### [Required task]
Each line from the one that contains "Decode this chart: output" to the end of the material must be set down exactly, and no line before it.

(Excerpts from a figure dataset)

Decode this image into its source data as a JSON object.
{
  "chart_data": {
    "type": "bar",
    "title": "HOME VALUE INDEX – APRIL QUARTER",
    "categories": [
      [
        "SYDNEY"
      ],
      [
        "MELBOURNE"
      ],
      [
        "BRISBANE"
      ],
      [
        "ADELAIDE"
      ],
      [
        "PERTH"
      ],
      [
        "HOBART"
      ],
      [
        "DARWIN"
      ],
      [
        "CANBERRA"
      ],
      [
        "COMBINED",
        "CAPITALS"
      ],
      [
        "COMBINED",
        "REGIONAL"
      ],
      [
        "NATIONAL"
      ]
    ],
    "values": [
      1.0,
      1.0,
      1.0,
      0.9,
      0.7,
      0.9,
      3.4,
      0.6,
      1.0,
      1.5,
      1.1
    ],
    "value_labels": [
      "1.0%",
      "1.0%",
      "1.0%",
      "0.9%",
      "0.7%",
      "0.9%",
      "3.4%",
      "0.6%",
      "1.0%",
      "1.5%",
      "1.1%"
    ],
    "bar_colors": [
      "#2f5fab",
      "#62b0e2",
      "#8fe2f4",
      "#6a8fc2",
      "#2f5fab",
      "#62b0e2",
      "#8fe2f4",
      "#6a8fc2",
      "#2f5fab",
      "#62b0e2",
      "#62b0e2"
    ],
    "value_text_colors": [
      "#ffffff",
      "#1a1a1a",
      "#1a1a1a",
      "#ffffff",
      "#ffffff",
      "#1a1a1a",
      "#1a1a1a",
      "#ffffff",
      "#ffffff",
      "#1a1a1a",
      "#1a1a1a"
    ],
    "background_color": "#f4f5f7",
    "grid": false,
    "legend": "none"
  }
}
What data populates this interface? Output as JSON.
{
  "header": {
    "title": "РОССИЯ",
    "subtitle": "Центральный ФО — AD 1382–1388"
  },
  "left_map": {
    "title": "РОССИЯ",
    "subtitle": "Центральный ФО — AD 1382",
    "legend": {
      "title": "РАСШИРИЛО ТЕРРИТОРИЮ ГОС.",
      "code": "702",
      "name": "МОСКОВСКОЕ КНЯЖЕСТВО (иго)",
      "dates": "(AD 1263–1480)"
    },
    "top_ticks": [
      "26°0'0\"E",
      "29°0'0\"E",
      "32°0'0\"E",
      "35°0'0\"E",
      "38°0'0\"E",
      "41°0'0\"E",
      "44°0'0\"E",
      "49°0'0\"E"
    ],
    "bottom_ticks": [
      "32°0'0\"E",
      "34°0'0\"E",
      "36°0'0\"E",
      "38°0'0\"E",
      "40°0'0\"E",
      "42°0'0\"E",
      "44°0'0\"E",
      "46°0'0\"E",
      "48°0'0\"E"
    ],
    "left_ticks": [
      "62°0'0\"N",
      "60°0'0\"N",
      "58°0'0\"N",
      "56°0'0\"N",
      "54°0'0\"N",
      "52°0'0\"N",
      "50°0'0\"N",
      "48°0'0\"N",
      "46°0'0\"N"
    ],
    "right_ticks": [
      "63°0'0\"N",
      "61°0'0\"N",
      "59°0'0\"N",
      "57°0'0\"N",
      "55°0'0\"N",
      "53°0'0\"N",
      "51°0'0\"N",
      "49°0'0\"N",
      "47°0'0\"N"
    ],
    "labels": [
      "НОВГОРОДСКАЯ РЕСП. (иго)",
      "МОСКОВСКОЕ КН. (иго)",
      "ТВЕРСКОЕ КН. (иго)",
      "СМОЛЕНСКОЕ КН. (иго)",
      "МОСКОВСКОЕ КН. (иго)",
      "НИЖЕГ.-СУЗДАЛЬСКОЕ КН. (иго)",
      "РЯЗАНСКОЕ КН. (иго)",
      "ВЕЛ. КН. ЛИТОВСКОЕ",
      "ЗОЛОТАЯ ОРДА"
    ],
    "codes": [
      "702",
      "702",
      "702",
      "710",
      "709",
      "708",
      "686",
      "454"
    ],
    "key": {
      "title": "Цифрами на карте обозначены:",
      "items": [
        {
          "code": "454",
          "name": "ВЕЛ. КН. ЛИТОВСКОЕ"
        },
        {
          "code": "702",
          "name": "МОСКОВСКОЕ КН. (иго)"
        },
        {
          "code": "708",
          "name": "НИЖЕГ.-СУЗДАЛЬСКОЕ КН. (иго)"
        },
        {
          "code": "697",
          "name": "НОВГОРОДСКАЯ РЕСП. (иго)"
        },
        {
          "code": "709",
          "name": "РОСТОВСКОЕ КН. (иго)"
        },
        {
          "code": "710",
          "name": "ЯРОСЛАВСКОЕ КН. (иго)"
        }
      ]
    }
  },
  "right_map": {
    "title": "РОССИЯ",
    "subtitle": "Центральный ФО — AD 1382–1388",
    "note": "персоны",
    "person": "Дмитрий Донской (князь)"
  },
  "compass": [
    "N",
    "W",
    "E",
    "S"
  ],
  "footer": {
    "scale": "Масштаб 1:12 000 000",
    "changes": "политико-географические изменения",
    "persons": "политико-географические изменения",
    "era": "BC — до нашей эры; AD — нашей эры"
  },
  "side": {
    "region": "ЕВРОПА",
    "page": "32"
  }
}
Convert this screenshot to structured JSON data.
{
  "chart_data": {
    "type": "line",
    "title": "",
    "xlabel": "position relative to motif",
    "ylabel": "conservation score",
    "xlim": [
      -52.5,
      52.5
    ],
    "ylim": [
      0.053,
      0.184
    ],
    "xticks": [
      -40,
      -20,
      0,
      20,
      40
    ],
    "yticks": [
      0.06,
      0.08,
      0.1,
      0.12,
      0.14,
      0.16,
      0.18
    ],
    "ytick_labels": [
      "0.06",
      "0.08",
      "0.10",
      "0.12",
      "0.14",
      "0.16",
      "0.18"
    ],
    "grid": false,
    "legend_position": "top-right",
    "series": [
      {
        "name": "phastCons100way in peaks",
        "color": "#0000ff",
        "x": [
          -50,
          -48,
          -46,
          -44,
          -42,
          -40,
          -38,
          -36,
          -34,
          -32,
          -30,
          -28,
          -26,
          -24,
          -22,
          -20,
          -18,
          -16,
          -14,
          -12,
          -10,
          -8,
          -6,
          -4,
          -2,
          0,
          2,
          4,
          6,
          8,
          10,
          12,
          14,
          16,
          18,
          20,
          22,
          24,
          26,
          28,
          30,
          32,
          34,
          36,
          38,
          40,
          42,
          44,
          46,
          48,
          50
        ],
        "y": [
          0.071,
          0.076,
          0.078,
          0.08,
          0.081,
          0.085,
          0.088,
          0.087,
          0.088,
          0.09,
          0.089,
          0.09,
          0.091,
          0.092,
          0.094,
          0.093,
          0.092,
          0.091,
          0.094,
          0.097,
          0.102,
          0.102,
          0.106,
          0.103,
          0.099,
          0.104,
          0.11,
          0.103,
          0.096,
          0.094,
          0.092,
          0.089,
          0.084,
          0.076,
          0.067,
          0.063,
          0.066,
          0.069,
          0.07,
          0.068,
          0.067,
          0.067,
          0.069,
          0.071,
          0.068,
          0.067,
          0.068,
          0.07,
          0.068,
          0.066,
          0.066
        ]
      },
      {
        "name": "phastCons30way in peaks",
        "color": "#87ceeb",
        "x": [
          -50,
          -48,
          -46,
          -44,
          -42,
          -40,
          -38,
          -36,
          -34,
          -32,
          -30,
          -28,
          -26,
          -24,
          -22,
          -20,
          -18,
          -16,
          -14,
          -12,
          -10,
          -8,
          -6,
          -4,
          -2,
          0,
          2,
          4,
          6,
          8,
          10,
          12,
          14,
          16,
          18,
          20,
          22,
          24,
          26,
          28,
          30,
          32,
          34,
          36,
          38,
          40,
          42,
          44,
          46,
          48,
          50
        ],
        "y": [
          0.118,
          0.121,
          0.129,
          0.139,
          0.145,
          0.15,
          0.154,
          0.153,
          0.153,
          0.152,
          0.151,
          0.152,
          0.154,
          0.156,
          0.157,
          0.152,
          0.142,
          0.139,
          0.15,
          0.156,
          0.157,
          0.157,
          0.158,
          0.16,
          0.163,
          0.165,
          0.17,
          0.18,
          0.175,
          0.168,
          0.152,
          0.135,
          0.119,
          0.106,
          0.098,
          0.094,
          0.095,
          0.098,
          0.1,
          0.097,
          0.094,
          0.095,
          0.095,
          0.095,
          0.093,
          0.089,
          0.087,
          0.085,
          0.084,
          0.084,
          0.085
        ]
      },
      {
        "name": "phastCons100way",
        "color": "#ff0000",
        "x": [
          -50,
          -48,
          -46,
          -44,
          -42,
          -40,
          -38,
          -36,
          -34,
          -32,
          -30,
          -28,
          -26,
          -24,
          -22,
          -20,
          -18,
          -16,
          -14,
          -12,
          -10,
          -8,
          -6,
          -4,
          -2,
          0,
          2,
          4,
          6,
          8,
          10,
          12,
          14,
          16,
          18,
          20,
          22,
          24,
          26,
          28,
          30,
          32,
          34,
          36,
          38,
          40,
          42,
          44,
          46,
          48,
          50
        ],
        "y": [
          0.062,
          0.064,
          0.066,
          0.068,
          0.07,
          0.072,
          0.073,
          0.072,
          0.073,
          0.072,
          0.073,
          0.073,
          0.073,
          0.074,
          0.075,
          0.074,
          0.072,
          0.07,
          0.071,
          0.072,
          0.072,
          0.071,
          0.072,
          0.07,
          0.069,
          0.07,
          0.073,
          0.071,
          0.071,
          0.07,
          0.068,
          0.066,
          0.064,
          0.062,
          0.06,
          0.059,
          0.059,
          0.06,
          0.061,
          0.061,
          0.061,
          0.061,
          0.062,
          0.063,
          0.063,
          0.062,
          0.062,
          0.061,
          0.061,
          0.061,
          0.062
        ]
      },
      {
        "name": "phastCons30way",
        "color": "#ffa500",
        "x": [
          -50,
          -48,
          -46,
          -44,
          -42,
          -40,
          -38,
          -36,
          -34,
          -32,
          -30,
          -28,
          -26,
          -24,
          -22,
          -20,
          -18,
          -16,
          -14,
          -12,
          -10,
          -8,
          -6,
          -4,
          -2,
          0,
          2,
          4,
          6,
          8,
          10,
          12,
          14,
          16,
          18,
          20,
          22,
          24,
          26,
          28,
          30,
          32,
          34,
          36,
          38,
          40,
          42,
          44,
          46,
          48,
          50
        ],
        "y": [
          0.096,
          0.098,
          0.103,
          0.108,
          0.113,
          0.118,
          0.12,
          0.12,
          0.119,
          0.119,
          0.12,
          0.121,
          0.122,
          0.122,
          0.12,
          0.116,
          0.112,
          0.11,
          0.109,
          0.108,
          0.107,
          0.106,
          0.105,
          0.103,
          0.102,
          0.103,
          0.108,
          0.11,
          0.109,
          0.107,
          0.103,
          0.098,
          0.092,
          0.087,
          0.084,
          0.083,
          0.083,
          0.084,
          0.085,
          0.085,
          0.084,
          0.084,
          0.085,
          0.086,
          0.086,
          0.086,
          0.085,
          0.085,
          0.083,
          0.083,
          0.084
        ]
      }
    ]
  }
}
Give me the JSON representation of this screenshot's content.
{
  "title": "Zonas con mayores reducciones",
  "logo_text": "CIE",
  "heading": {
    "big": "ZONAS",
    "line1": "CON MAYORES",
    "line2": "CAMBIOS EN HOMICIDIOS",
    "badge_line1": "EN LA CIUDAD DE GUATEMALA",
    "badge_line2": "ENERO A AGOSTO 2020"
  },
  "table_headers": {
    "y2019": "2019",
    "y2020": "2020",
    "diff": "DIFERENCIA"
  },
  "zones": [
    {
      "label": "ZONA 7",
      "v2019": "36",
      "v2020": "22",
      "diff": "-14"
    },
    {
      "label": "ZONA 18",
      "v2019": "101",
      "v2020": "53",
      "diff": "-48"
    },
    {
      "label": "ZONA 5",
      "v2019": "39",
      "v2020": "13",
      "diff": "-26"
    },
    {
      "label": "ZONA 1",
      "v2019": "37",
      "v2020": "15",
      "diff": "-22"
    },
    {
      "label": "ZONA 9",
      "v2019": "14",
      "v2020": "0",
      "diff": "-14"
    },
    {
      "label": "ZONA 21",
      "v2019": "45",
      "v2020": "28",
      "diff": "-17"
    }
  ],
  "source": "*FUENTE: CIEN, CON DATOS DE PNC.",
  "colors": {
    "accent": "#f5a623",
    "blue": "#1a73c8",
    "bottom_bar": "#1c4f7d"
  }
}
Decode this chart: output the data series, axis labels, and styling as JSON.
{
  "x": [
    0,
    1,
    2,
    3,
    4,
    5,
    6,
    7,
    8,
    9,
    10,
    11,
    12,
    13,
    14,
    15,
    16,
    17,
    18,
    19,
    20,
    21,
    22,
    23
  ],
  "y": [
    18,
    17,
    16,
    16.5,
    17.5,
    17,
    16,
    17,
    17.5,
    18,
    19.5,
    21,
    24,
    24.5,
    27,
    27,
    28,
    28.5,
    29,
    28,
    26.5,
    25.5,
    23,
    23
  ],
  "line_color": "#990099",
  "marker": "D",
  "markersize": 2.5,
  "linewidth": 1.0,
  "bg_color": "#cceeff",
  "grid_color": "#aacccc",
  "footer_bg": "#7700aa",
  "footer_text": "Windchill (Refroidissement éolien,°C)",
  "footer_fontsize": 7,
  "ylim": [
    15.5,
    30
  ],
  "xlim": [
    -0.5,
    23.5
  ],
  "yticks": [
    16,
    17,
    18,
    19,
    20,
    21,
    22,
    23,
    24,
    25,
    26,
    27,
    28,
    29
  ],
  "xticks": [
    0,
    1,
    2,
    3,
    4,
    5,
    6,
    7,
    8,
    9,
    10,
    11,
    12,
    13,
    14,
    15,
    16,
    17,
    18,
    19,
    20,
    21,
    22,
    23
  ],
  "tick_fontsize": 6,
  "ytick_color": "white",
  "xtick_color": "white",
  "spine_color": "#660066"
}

### [Answer for this exercise]
Decode this chart: output the data series, axis labels, and styling as JSON.
{
  "x": [
    0,
    1,
    2,
    3,
    4,
    5,
    6,
    7,
    8,
    9,
    10,
    11,
    12,
    13,
    14,
    15,
    16,
    17,
    18,
    19,
    20,
    21,
    22,
    23
  ],
  "y": [
    18,
    17,
    16,
    16.5,
    17.5,
    17,
    16,
    17,
    17.5,
    18,
    19.5,
    21,
    24,
    24.5,
    27,
    27,
    28,
    28.5,
    29,
    28,
    26.5,
    25.5,
    23,
    23
  ],
  "line_color": "#990099",
  "marker": "D",
  "markersize": 2.5,
  "linewidth": 1.0,
  "bg_color": "#cceeff",
  "grid_color": "#aacccc",
  "footer_bg": "#7700aa",
  "footer_text": "Windchill (Refroidissement éolien,°C)",
  "footer_fontsize": 7,
  "ylim": [
    15.5,
    30
  ],
  "xlim": [
    -0.5,
    23.5
  ],
  "yticks": [
    16,
    17,
    18,
    19,
    20,
    21,
    22,
    23,
    24,
    25,
    26,
    27,
    28,
    29
  ],
  "xticks": [
    0,
    1,
    2,
    3,
    4,
    5,
    6,
    7,
    8,
    9,
    10,
    11,
    12,
    13,
    14,
    15,
    16,
    17,
    18,
    19,
    20,
    21,
    22,
    23
  ],
  "tick_fontsize": 6,
  "ytick_color": "white",
  "xtick_color": "white",
  "spine_color": "#660066"
}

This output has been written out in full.